**Supplied records:**
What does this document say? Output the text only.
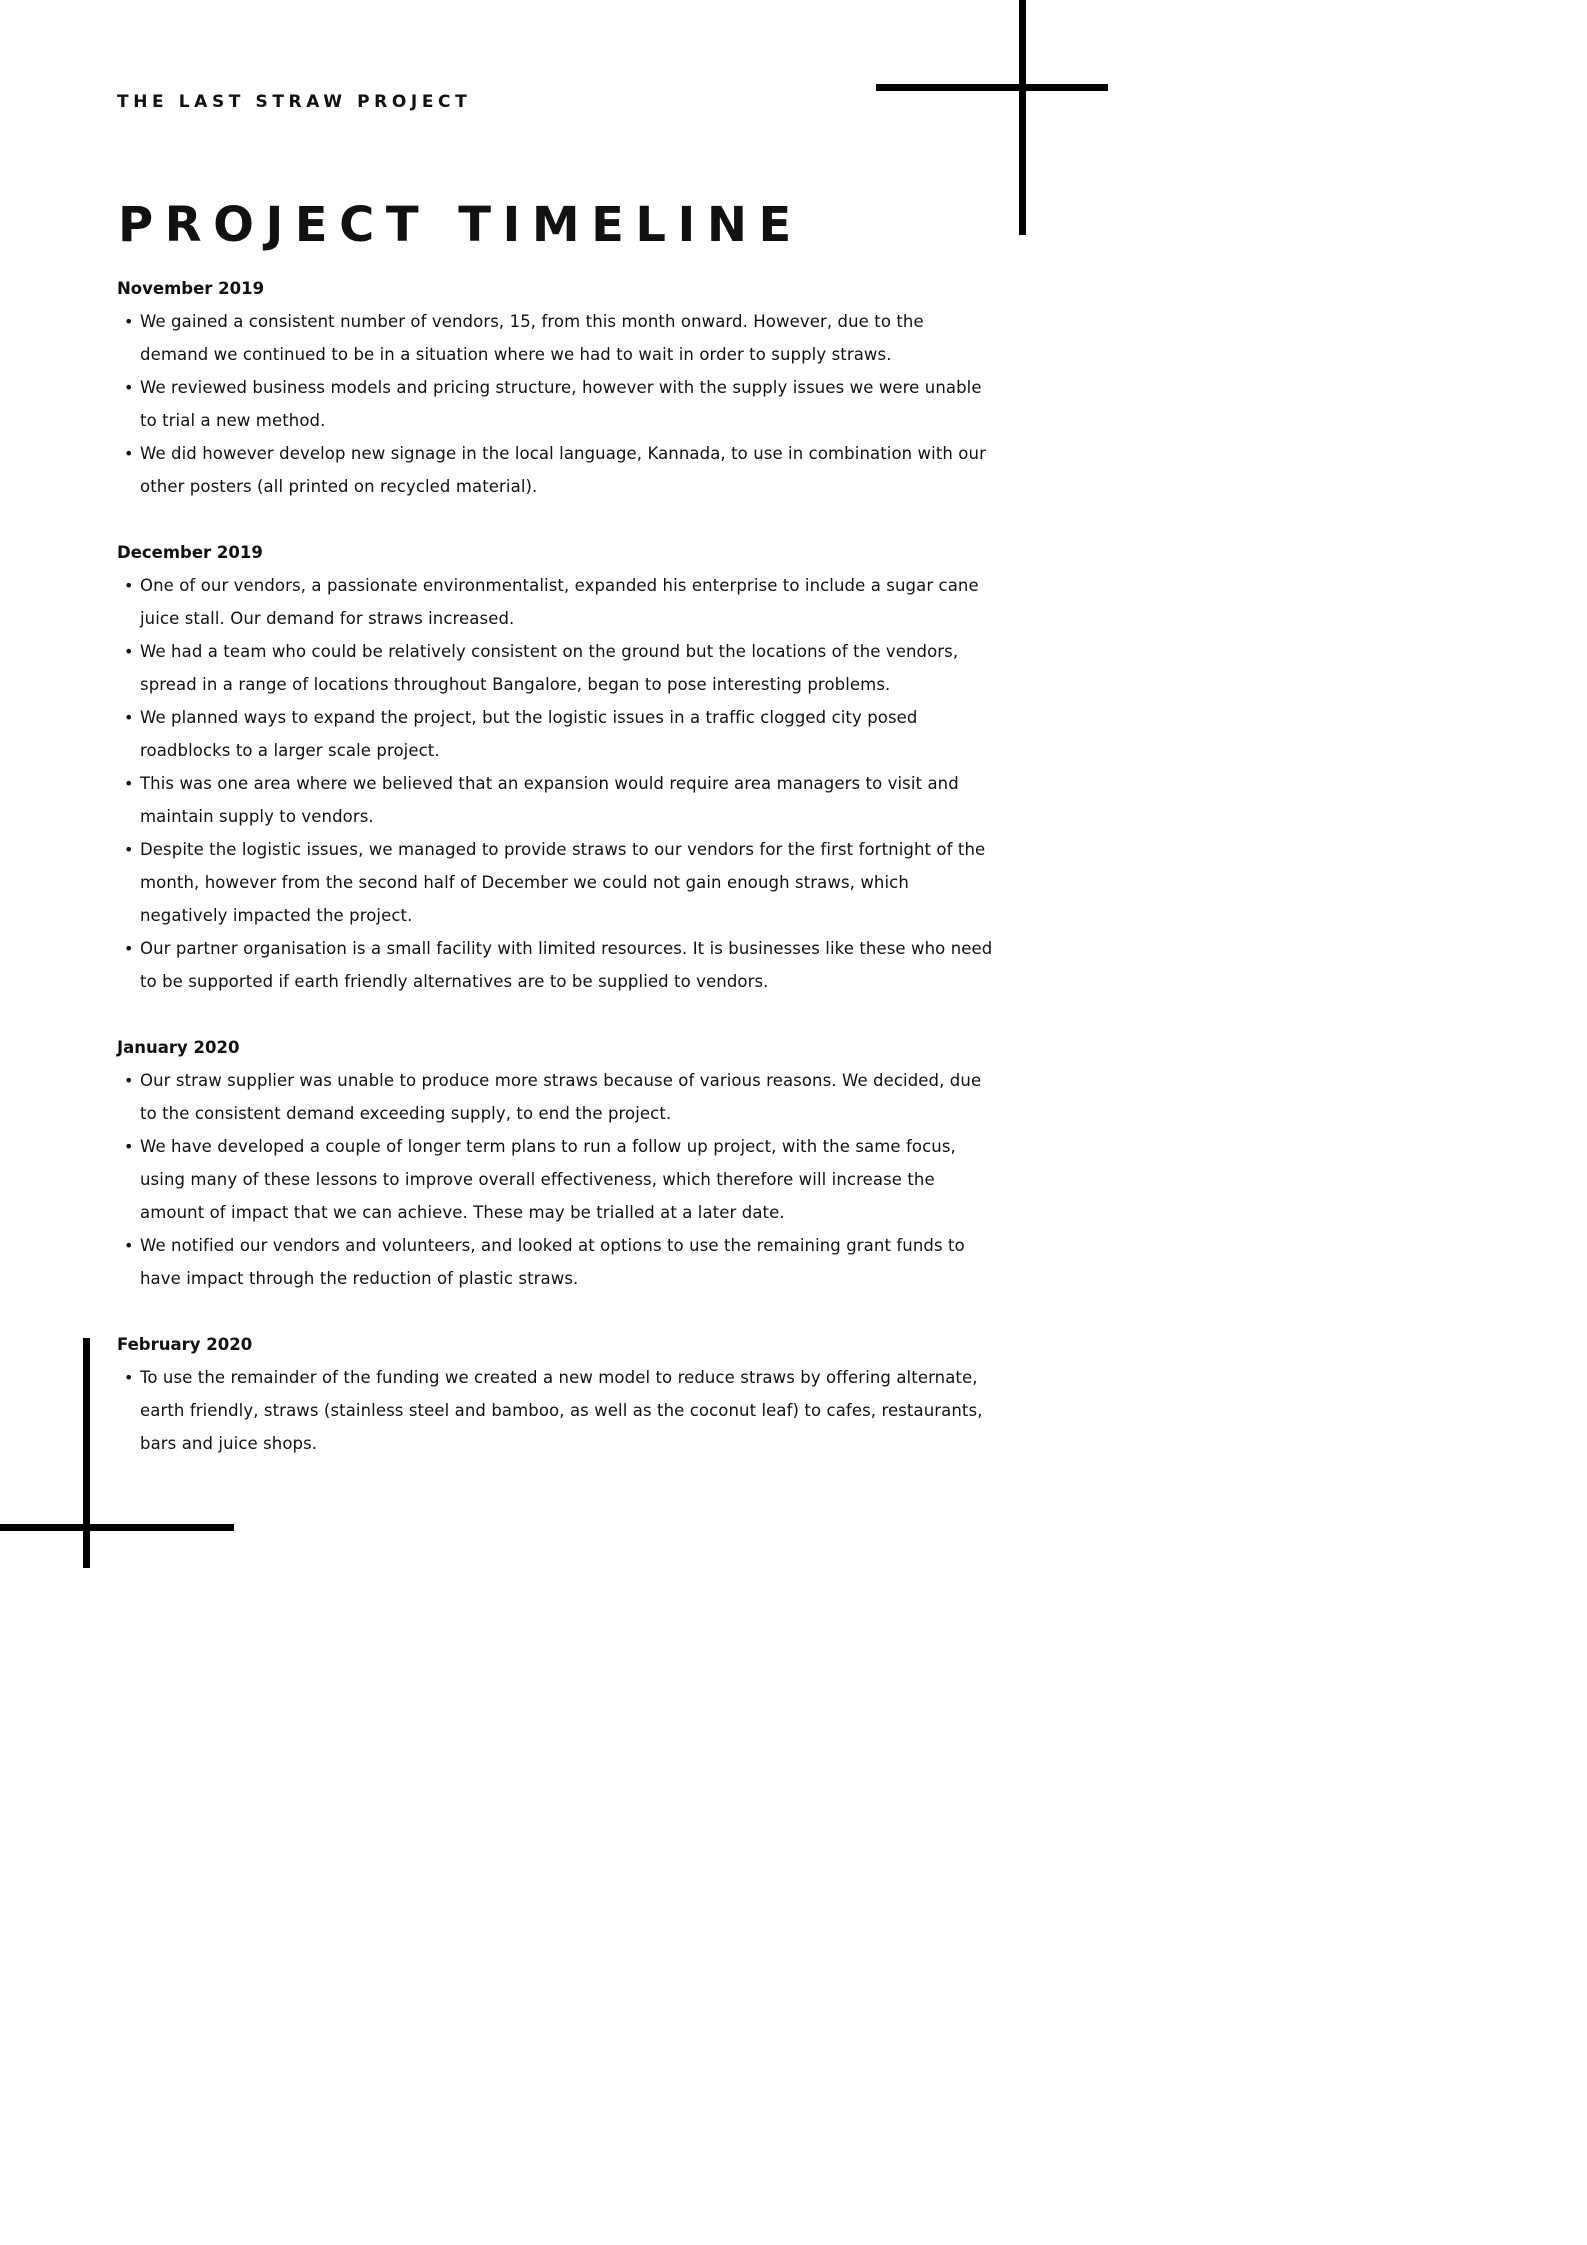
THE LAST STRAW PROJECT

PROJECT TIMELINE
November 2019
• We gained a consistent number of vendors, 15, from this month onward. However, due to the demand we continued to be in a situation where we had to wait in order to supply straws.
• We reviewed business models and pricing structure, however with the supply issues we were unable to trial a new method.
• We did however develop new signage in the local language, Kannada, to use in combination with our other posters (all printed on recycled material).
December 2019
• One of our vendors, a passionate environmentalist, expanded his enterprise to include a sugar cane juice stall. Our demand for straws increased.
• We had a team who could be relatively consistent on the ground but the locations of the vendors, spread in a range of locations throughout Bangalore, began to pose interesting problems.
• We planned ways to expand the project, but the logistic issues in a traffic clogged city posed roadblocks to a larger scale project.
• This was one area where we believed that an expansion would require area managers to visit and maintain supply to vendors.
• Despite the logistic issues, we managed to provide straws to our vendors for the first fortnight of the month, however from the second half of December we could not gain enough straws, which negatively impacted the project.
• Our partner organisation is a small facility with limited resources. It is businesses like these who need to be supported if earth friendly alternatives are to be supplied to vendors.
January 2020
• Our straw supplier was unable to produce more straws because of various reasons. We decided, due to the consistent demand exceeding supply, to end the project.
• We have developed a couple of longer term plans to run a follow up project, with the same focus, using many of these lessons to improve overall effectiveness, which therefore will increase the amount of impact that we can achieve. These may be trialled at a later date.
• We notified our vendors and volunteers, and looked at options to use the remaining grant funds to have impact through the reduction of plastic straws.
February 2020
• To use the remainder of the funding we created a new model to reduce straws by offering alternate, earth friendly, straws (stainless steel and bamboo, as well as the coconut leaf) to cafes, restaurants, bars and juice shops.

* * *

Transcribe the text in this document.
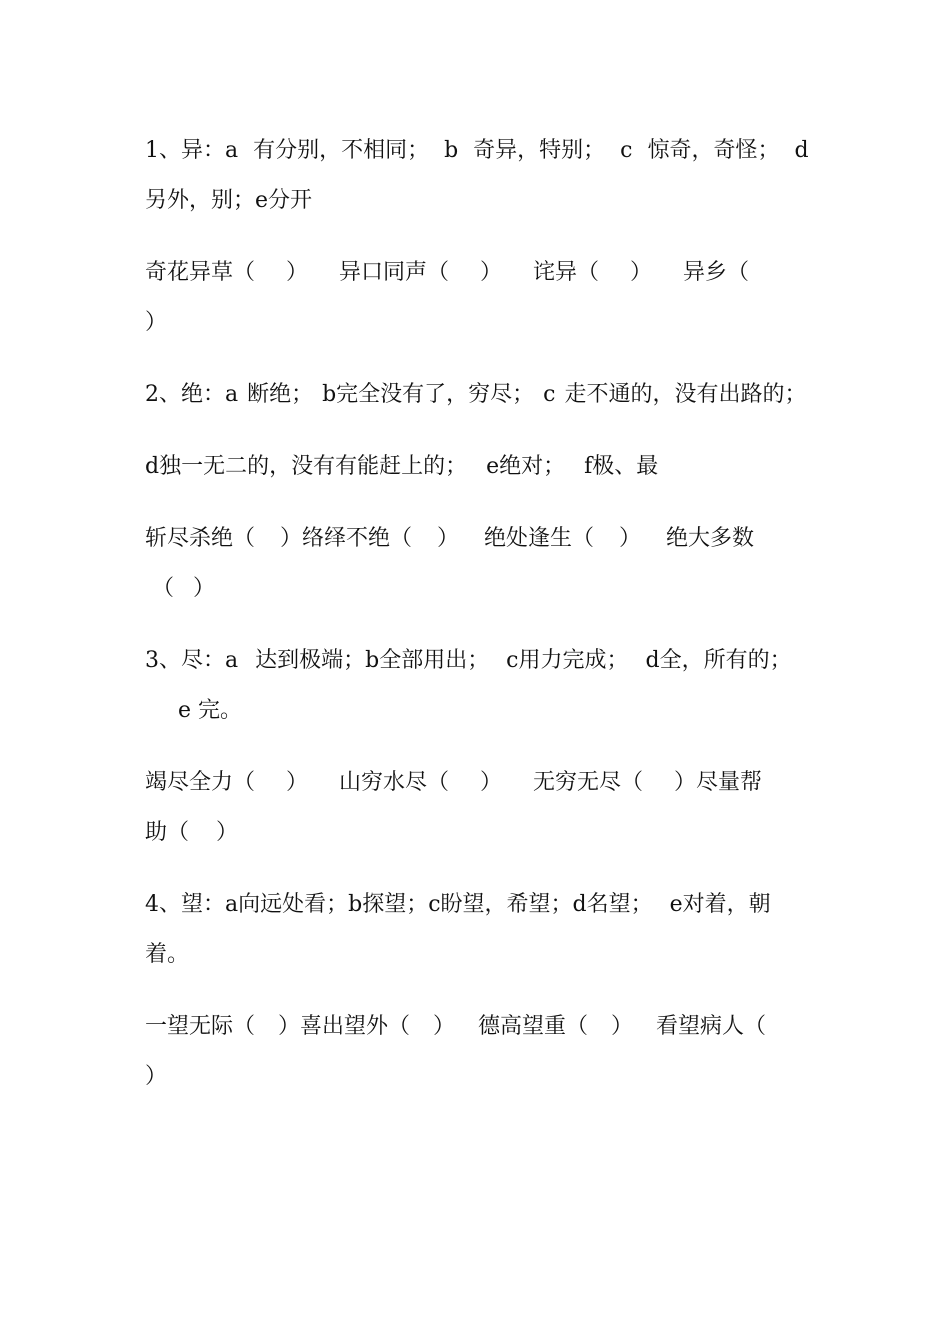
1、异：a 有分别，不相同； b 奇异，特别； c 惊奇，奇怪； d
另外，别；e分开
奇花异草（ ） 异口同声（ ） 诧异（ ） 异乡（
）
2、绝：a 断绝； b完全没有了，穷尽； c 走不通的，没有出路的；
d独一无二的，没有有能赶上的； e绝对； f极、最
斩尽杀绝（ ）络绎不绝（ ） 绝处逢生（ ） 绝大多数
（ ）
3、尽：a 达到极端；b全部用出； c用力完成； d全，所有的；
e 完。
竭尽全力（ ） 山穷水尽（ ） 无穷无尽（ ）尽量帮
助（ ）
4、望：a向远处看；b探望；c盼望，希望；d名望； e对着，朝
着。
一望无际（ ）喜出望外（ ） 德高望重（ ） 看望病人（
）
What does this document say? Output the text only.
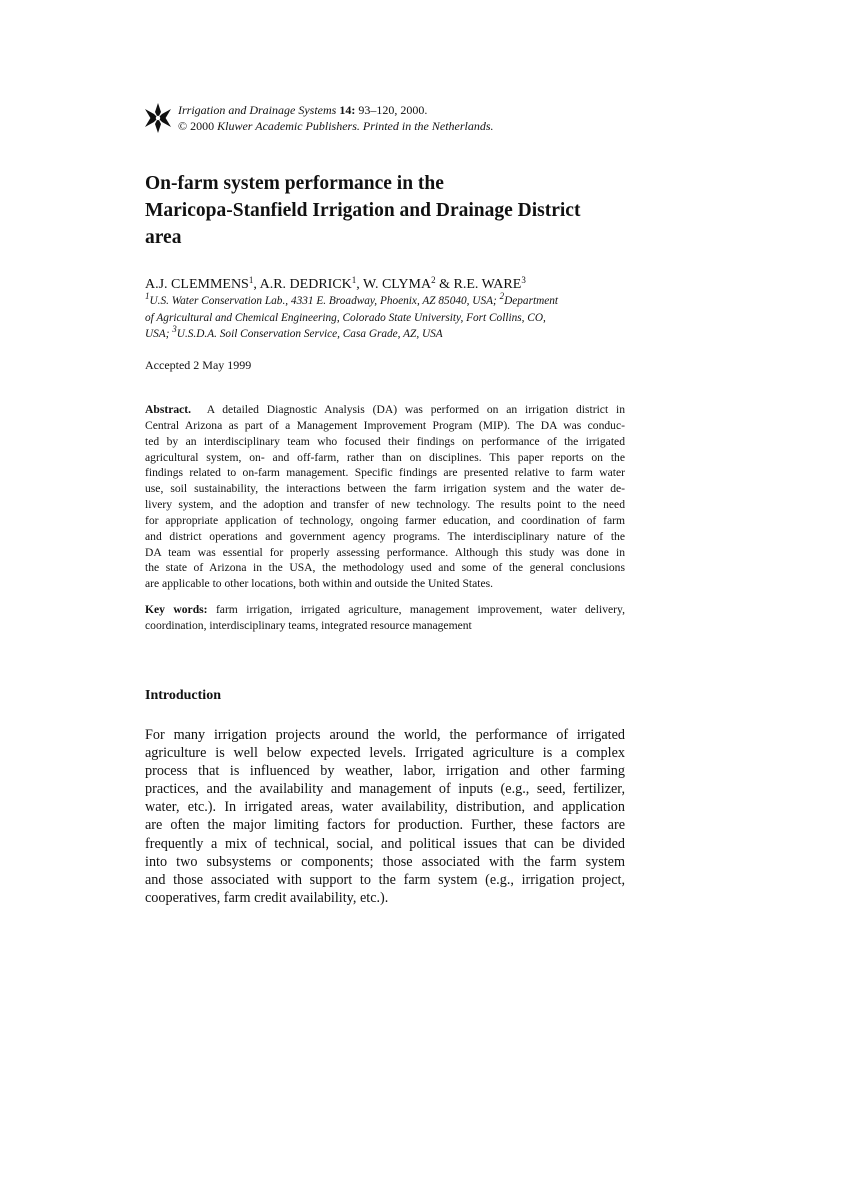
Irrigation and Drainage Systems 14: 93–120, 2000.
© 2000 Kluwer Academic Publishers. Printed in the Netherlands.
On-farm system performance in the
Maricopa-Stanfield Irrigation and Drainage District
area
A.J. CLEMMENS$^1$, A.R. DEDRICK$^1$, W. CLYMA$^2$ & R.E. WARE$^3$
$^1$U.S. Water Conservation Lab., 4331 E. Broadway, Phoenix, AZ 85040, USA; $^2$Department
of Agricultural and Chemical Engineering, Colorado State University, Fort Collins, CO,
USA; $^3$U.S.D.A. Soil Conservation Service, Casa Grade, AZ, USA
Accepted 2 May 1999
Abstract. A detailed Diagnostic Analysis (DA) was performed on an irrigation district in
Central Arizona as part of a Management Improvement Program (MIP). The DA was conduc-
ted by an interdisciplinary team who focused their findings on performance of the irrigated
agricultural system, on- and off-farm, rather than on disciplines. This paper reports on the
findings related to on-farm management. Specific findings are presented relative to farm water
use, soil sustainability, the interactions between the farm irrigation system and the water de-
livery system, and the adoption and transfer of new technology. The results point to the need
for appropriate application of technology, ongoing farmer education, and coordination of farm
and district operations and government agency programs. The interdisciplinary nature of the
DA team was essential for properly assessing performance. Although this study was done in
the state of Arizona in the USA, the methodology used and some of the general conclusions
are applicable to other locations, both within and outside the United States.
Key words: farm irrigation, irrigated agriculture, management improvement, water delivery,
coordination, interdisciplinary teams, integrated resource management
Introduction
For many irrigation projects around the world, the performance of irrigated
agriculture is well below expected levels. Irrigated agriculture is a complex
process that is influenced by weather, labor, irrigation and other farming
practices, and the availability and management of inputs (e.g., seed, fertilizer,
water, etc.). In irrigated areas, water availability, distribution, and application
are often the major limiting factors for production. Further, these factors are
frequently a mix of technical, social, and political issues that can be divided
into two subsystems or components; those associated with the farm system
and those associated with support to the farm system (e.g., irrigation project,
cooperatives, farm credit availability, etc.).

---

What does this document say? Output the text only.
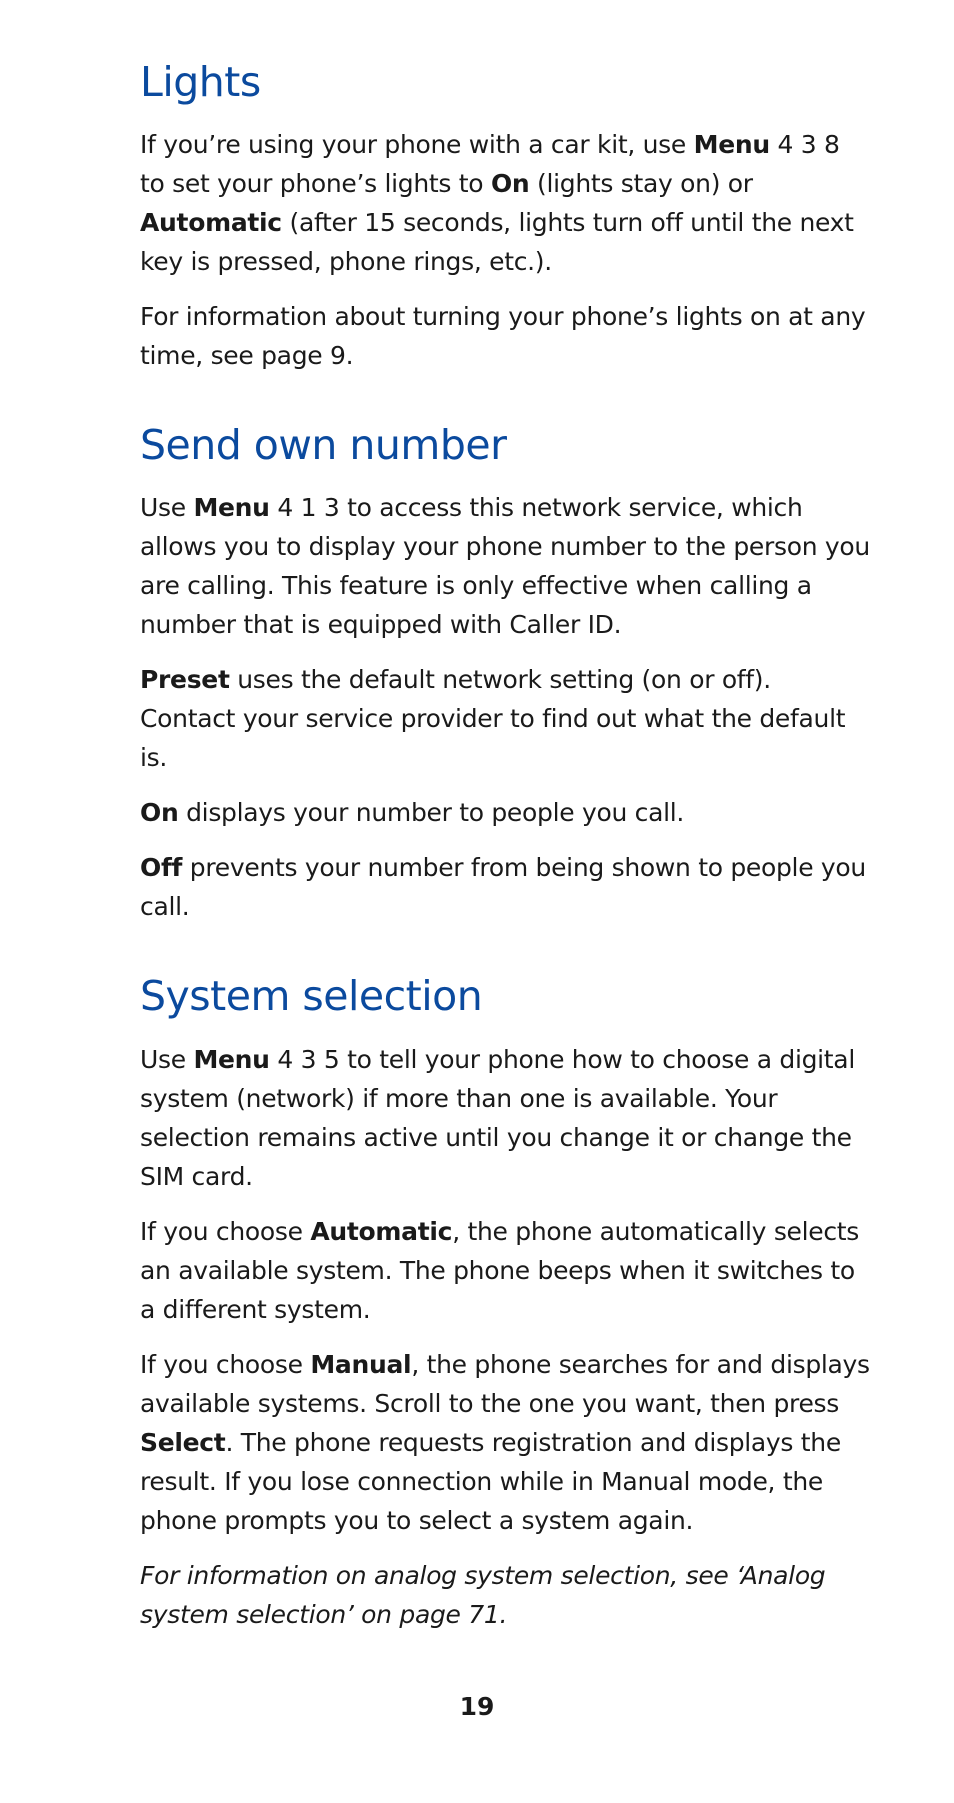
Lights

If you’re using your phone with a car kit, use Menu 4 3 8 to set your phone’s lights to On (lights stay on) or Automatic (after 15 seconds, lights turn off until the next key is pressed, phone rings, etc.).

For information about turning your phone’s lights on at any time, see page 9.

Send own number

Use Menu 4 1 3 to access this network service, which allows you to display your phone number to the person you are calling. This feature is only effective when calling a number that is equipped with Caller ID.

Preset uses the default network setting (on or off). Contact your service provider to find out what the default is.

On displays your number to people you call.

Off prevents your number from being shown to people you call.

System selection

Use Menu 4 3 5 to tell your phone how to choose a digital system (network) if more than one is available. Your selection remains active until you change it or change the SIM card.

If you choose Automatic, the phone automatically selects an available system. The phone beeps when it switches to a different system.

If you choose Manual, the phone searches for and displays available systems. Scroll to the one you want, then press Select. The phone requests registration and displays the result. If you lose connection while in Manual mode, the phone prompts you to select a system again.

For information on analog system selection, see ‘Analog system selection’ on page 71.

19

**Stated goal:**
Among the lines of the data above, determine how many contain the word "other". Report the number alone.

**Exercise output:**
3